[The task] Single out each line with the word "viel" and copy it.

* BEGIN *

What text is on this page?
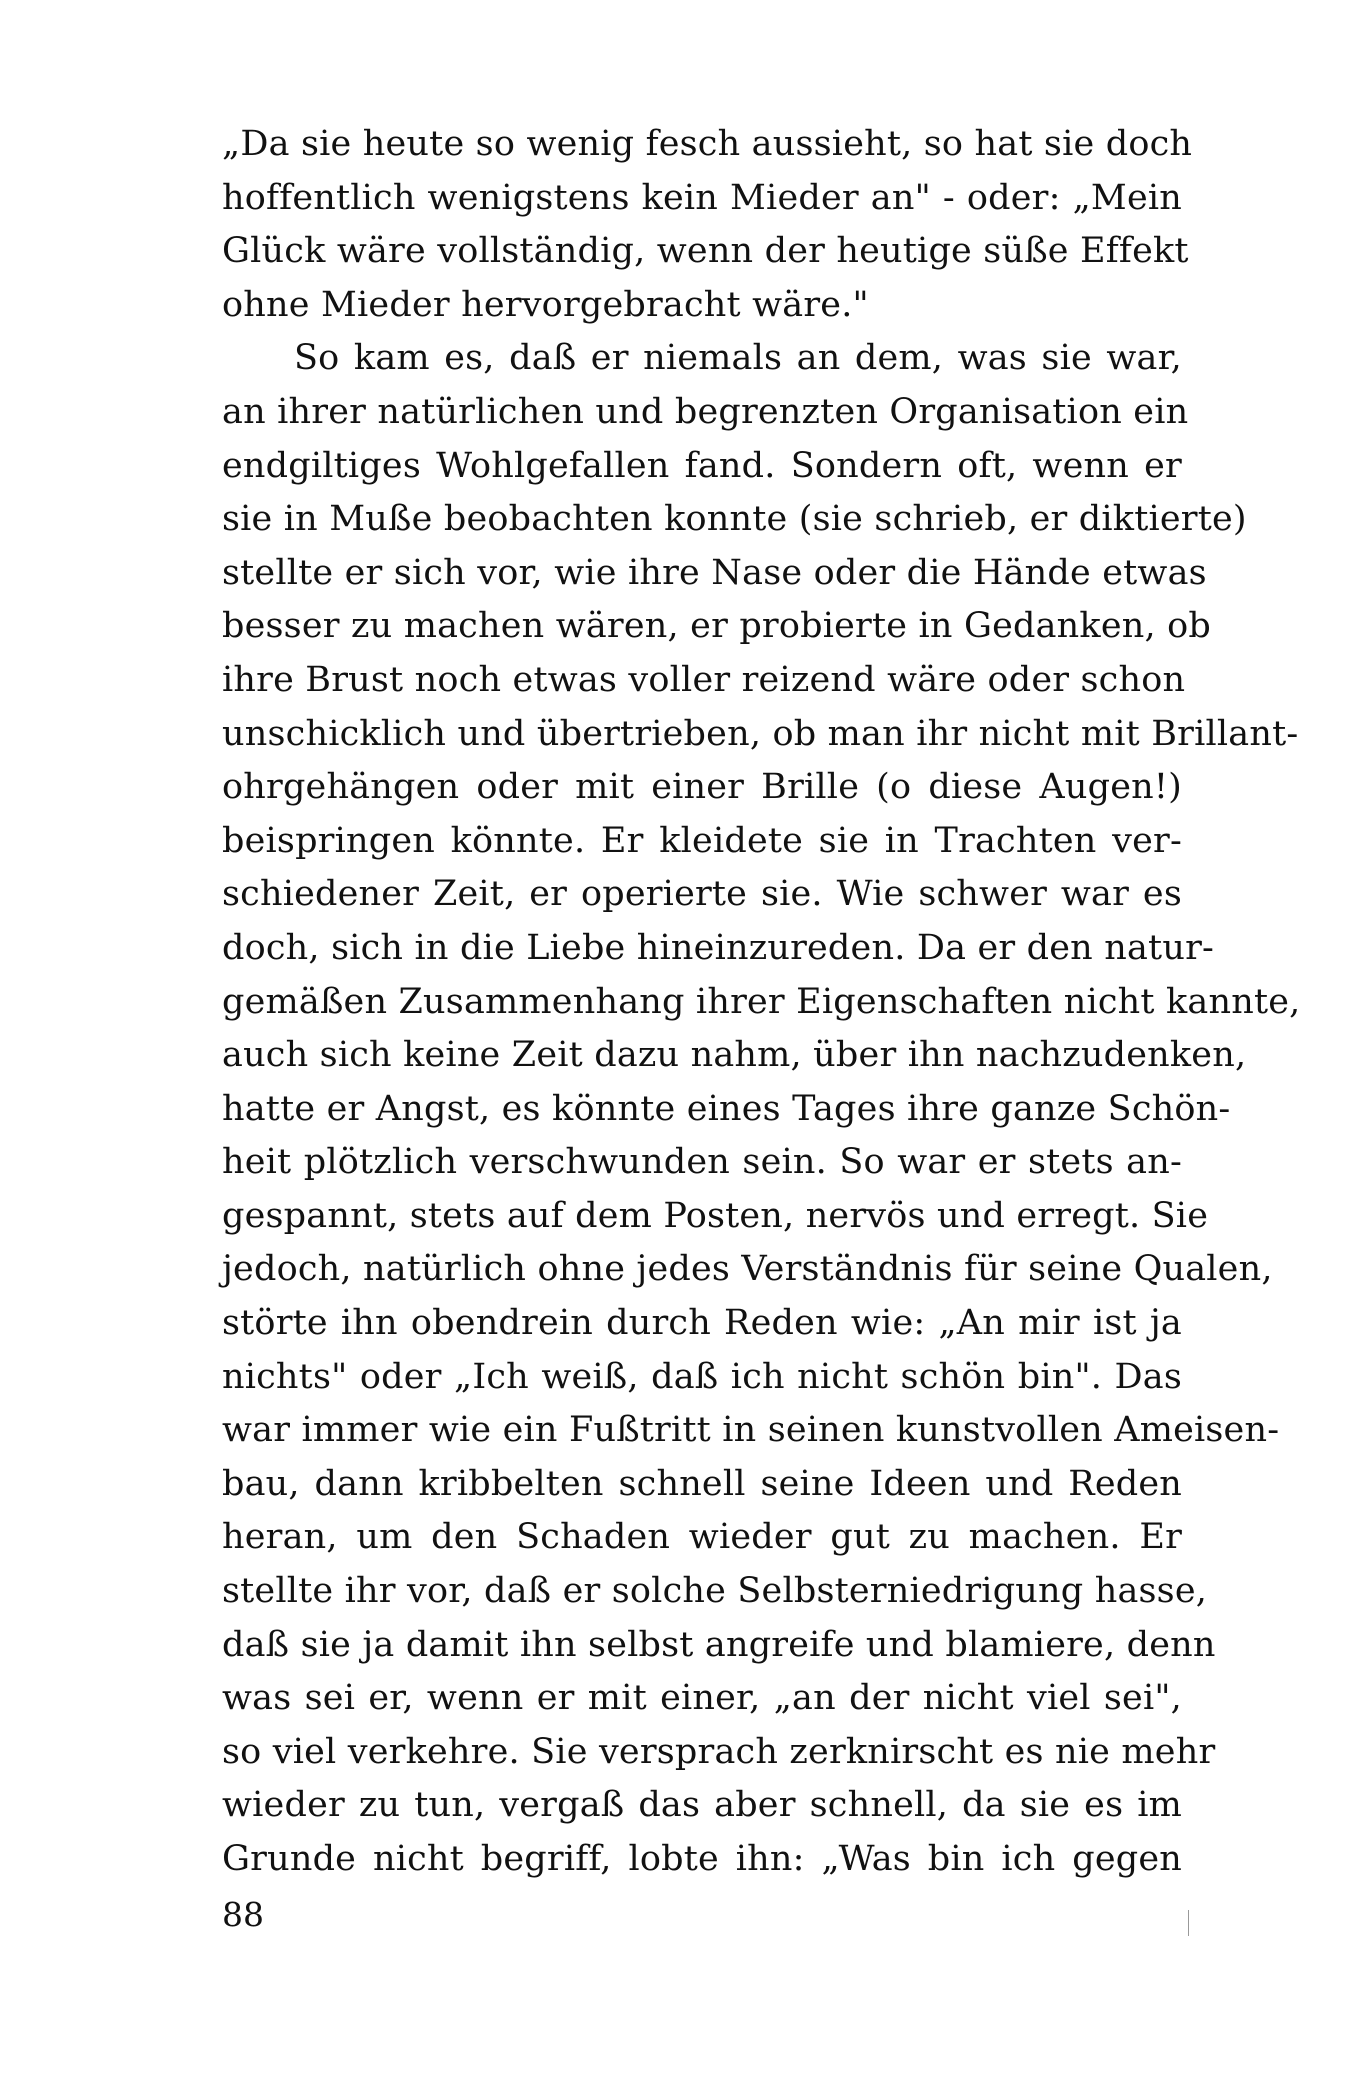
„Da sie heute so wenig fesch aussieht, so hat sie doch
hoffentlich wenigstens kein Mieder an" - oder: „Mein
Glück wäre vollständig, wenn der heutige süße Effekt
ohne Mieder hervorgebracht wäre."
So kam es, daß er niemals an dem, was sie war,
an ihrer natürlichen und begrenzten Organisation ein
endgiltiges Wohlgefallen fand. Sondern oft, wenn er
sie in Muße beobachten konnte (sie schrieb, er diktierte)
stellte er sich vor, wie ihre Nase oder die Hände etwas
besser zu machen wären, er probierte in Gedanken, ob
ihre Brust noch etwas voller reizend wäre oder schon
unschicklich und übertrieben, ob man ihr nicht mit Brillant-
ohrgehängen oder mit einer Brille (o diese Augen!)
beispringen könnte. Er kleidete sie in Trachten ver-
schiedener Zeit, er operierte sie. Wie schwer war es
doch, sich in die Liebe hineinzureden. Da er den natur-
gemäßen Zusammenhang ihrer Eigenschaften nicht kannte,
auch sich keine Zeit dazu nahm, über ihn nachzudenken,
hatte er Angst, es könnte eines Tages ihre ganze Schön-
heit plötzlich verschwunden sein. So war er stets an-
gespannt, stets auf dem Posten, nervös und erregt. Sie
jedoch, natürlich ohne jedes Verständnis für seine Qualen,
störte ihn obendrein durch Reden wie: „An mir ist ja
nichts" oder „Ich weiß, daß ich nicht schön bin". Das
war immer wie ein Fußtritt in seinen kunstvollen Ameisen-
bau, dann kribbelten schnell seine Ideen und Reden
heran, um den Schaden wieder gut zu machen. Er
stellte ihr vor, daß er solche Selbsterniedrigung hasse,
daß sie ja damit ihn selbst angreife und blamiere, denn
was sei er, wenn er mit einer, „an der nicht viel sei",
so viel verkehre. Sie versprach zerknirscht es nie mehr
wieder zu tun, vergaß das aber schnell, da sie es im
Grunde nicht begriff, lobte ihn: „Was bin ich gegen
88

* END *

[Task response]
was sei er, wenn er mit einer, „an der nicht viel sei",
so viel verkehre. Sie versprach zerknirscht es nie mehr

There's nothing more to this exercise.